Excerpt provided:

I have to admit that I have mixed reactions when reading this from Stephen Kinzer's article on Paul Kagame and his efforts to advance the reconciliation in Rwanda after the genocide:
Kagame's government has passed laws against disseminating "genocide ideology", meaning views that could inflame communal hatreds. People are supposed to describe themselves only as Rwandan, never as Hutu or Tutsi. Kagame claims these laws are necessary to keep Rwanda back from the abyss of violence. If he enforces them during the political campaign, though, critics will accuse him of suppressing free speech.
Last month, a Rwandan-born businesswoman who has spent more than a decade in the Netherlands, Victoire Ingabire, arrived in Rwanda and announced that she was a candidate for president. Her party is based abroad and not recognised in Rwanda. According to a UN report (in French), she is supported by leaders of the principal Hutu insurgent group, which is among factions terrorising the eastern Congo.Ingabire's first statements after landing in Rwanda were thinly veiled appeals for Hutu solidarity. "There is no shame in saying I am Hutu or am Tutsi; there's nothing wrong with that," she told one interviewer.
Appealing to ethnic identity this way is illegal. The official press launched a sharp campaign against Ingabire, and her campaign group has been attacked at least once. She has been interrogated by police and warned that she will be arrested if she continues preaching "genocide ideology". Amnesty International responded by accusing the government of "intimidation and harassment".Nonsense, replies President Kagame. He believes western human rights activists underestimate the prospects for a new outbreak of ethnic violence in Rwanda, as well as the danger of allowing ethnically charged speech. "We've lived this life," he said angrily at a news conference. "We've lived the consequences. So we understand it better than anyone from anywhere else."

Data shown:
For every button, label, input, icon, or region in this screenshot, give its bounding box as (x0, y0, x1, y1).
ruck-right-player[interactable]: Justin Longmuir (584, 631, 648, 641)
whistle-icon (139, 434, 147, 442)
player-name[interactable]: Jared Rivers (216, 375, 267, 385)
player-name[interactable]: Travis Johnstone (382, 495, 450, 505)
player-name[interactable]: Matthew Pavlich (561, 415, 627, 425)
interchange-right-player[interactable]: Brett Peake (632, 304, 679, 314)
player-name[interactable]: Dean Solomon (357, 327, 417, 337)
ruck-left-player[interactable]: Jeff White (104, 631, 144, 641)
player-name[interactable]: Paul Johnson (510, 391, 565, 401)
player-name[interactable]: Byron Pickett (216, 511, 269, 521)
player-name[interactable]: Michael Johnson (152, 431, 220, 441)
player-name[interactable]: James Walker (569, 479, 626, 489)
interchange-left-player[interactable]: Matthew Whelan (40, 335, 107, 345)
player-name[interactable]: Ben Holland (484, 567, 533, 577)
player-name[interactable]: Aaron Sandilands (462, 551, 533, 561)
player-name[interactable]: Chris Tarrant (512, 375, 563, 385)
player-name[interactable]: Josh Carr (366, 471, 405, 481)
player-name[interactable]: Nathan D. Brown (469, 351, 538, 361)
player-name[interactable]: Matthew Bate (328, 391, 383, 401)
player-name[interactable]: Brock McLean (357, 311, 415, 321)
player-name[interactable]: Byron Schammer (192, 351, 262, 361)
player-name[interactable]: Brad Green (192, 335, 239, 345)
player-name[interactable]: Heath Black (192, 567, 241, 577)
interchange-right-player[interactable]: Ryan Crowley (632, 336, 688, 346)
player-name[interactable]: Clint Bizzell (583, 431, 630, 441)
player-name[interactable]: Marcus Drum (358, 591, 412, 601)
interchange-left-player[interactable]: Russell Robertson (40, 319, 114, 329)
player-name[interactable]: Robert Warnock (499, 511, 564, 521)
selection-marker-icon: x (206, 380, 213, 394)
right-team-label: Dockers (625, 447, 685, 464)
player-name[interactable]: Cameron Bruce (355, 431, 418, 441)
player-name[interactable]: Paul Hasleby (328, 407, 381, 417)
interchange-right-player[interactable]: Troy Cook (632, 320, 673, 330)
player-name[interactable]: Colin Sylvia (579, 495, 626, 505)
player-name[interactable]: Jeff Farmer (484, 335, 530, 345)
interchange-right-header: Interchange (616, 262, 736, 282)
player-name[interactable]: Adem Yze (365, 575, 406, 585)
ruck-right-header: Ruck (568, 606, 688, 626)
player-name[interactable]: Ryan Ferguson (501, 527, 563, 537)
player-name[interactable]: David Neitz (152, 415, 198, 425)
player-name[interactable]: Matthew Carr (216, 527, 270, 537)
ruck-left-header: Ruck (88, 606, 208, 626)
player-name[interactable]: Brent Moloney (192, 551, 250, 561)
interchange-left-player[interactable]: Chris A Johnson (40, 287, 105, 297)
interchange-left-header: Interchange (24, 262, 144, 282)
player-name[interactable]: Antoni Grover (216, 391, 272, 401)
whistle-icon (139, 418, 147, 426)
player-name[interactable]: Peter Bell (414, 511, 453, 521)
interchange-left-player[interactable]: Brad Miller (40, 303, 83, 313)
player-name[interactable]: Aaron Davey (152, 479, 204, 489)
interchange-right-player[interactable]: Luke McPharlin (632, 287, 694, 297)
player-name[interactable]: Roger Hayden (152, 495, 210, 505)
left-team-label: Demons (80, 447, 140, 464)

Set of tasks:
- A) Decide whether the Rwanda passage supports each statement: (i) Ingabire's party is recognized in Rwanda; (ii) Ingabire spent more than a decade in the Netherlands; (iii) Amnesty International accused the government of intimidation. Answer yes or no for each, quoting the words that settle it.
- B) Using the Rwanda passage, answer these:
(i) How are people supposed to describe themselves?
(ii) According to a UN report, who supports Ingabire?
(iii) What did police warn Ingabire would happen if she continued preaching "genocide ideology"?

Answers per task:
- A)
(i) No: "Her party is based abroad and not recognised in Rwanda."
(ii) Yes: "a Rwandan-born businesswoman who has spent more than a decade in the Netherlands"
(iii) Yes: "Amnesty International responded by accusing the government of "intimidation and harassment"."

- B)
(i) Only as Rwandan, never as Hutu or Tutsi.
(ii) Leaders of the principal Hutu insurgent group.
(iii) She will be arrested.